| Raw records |
————————

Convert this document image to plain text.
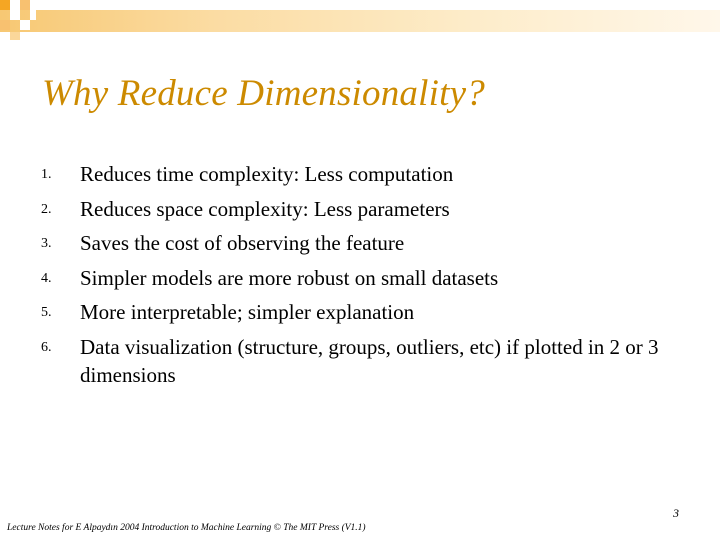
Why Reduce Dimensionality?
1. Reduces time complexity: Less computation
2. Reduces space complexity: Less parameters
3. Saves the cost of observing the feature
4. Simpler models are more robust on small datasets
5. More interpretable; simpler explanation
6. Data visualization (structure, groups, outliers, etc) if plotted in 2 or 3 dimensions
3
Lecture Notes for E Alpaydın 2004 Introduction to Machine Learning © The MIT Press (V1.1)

————————

Make an exact copy of the records shown above, without the pictures.

Convert this document image to plain text.
Why Reduce Dimensionality?
1. Reduces time complexity: Less computation
2. Reduces space complexity: Less parameters
3. Saves the cost of observing the feature
4. Simpler models are more robust on small datasets
5. More interpretable; simpler explanation
6. Data visualization (structure, groups, outliers, etc) if plotted in 2 or 3 dimensions
3
Lecture Notes for E Alpaydın 2004 Introduction to Machine Learning © The MIT Press (V1.1)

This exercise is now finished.